MATERIAL FOR THIS EXERCISE:
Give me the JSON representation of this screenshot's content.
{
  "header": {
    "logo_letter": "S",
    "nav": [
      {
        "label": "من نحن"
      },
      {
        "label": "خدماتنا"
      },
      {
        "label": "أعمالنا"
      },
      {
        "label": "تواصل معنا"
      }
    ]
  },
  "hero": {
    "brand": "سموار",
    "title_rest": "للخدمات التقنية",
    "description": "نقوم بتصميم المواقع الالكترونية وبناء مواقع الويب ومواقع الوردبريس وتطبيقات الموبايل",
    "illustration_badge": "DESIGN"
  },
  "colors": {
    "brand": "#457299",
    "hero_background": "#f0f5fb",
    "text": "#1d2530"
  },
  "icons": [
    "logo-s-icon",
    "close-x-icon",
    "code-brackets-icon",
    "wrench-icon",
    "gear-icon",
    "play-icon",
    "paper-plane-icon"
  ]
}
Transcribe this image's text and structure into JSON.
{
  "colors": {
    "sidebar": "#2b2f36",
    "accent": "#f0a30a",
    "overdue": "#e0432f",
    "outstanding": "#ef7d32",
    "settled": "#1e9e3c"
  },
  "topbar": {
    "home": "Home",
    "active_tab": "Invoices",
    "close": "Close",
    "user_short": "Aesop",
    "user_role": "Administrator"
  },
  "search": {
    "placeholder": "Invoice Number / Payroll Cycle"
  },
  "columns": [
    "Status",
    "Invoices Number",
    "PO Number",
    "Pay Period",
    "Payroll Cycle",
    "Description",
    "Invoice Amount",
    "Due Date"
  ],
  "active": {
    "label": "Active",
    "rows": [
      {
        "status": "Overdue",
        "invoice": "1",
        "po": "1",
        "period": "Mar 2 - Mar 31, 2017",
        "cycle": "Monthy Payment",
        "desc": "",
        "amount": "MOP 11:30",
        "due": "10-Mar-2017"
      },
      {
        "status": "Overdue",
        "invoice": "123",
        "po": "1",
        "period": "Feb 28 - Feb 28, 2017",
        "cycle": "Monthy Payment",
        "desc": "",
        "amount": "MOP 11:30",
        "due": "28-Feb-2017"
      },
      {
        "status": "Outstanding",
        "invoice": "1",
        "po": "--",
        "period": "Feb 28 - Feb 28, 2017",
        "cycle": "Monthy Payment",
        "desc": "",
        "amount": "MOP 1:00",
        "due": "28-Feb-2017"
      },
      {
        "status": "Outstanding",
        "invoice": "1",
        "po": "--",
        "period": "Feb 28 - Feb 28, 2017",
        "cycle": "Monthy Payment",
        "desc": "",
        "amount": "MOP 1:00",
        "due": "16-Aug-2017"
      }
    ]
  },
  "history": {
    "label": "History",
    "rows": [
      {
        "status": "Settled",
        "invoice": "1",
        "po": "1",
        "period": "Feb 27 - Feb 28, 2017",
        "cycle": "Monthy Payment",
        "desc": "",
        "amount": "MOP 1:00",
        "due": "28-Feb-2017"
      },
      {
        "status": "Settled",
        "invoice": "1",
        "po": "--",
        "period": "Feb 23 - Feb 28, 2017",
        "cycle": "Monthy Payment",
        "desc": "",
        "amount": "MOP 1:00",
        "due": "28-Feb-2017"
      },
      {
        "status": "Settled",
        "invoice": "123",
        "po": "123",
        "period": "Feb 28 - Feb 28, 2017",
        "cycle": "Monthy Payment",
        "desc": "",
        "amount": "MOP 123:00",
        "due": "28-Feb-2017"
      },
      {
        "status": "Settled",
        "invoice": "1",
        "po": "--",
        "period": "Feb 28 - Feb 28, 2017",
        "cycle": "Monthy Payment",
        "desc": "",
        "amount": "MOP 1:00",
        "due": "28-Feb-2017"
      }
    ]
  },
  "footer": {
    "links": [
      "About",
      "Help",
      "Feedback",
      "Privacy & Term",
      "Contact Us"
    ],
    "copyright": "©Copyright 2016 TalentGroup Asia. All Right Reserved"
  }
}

PROBLEM: Lines that hold the word "Payroll" are the ones to return, every one of them.

COMPLETED TASK:
    "placeholder": "Invoice Number / Payroll Cycle"
    "Payroll Cycle",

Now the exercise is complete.